- _EXERCISE_:
Write the material out again exactly as it stands.

- _MATERIAL FOR THE TASK_:
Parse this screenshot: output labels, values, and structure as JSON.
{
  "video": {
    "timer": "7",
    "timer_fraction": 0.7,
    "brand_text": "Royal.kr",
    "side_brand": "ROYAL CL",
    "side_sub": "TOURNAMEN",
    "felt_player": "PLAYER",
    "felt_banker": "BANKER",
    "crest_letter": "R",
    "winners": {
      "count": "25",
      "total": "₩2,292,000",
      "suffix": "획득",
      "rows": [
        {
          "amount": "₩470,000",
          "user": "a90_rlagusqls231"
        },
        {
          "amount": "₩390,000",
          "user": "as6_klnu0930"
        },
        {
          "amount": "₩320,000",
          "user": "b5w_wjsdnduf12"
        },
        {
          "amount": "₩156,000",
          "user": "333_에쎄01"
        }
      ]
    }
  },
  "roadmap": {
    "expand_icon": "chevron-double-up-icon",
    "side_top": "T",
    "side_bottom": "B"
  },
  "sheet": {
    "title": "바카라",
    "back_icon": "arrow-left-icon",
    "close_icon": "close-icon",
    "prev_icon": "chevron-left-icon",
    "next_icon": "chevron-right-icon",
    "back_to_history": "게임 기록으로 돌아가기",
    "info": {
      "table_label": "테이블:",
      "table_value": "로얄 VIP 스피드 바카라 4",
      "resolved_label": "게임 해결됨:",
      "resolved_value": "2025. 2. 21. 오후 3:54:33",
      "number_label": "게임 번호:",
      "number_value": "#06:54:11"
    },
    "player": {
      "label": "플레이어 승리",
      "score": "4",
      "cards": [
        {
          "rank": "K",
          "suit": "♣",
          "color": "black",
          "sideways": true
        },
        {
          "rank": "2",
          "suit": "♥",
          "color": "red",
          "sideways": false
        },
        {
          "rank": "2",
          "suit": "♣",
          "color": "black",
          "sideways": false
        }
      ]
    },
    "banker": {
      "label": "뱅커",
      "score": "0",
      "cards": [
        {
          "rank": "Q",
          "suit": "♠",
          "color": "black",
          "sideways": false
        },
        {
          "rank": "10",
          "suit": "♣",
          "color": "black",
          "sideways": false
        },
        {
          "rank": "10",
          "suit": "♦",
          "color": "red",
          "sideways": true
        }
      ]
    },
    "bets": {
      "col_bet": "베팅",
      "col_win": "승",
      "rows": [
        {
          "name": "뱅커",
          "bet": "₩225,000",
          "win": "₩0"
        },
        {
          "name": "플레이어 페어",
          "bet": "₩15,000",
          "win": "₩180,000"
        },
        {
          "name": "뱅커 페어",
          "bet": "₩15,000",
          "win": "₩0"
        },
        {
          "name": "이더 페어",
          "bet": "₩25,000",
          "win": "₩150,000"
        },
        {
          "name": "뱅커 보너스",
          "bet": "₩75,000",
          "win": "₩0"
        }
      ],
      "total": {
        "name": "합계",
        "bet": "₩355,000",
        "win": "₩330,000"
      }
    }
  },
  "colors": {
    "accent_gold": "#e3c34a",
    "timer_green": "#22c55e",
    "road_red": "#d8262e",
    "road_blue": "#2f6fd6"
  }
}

- _ANSWER TO THIS PROBLEM_:
Parse this screenshot: output labels, values, and structure as JSON.
{
  "video": {
    "timer": "7",
    "timer_fraction": 0.7,
    "brand_text": "Royal.kr",
    "side_brand": "ROYAL CL",
    "side_sub": "TOURNAMEN",
    "felt_player": "PLAYER",
    "felt_banker": "BANKER",
    "crest_letter": "R",
    "winners": {
      "count": "25",
      "total": "₩2,292,000",
      "suffix": "획득",
      "rows": [
        {
          "amount": "₩470,000",
          "user": "a90_rlagusqls231"
        },
        {
          "amount": "₩390,000",
          "user": "as6_klnu0930"
        },
        {
          "amount": "₩320,000",
          "user": "b5w_wjsdnduf12"
        },
        {
          "amount": "₩156,000",
          "user": "333_에쎄01"
        }
      ]
    }
  },
  "roadmap": {
    "expand_icon": "chevron-double-up-icon",
    "side_top": "T",
    "side_bottom": "B"
  },
  "sheet": {
    "title": "바카라",
    "back_icon": "arrow-left-icon",
    "close_icon": "close-icon",
    "prev_icon": "chevron-left-icon",
    "next_icon": "chevron-right-icon",
    "back_to_history": "게임 기록으로 돌아가기",
    "info": {
      "table_label": "테이블:",
      "table_value": "로얄 VIP 스피드 바카라 4",
      "resolved_label": "게임 해결됨:",
      "resolved_value": "2025. 2. 21. 오후 3:54:33",
      "number_label": "게임 번호:",
      "number_value": "#06:54:11"
    },
    "player": {
      "label": "플레이어 승리",
      "score": "4",
      "cards": [
        {
          "rank": "K",
          "suit": "♣",
          "color": "black",
          "sideways": true
        },
        {
          "rank": "2",
          "suit": "♥",
          "color": "red",
          "sideways": false
        },
        {
          "rank": "2",
          "suit": "♣",
          "color": "black",
          "sideways": false
        }
      ]
    },
    "banker": {
      "label": "뱅커",
      "score": "0",
      "cards": [
        {
          "rank": "Q",
          "suit": "♠",
          "color": "black",
          "sideways": false
        },
        {
          "rank": "10",
          "suit": "♣",
          "color": "black",
          "sideways": false
        },
        {
          "rank": "10",
          "suit": "♦",
          "color": "red",
          "sideways": true
        }
      ]
    },
    "bets": {
      "col_bet": "베팅",
      "col_win": "승",
      "rows": [
        {
          "name": "뱅커",
          "bet": "₩225,000",
          "win": "₩0"
        },
        {
          "name": "플레이어 페어",
          "bet": "₩15,000",
          "win": "₩180,000"
        },
        {
          "name": "뱅커 페어",
          "bet": "₩15,000",
          "win": "₩0"
        },
        {
          "name": "이더 페어",
          "bet": "₩25,000",
          "win": "₩150,000"
        },
        {
          "name": "뱅커 보너스",
          "bet": "₩75,000",
          "win": "₩0"
        }
      ],
      "total": {
        "name": "합계",
        "bet": "₩355,000",
        "win": "₩330,000"
      }
    }
  },
  "colors": {
    "accent_gold": "#e3c34a",
    "timer_green": "#22c55e",
    "road_red": "#d8262e",
    "road_blue": "#2f6fd6"
  }
}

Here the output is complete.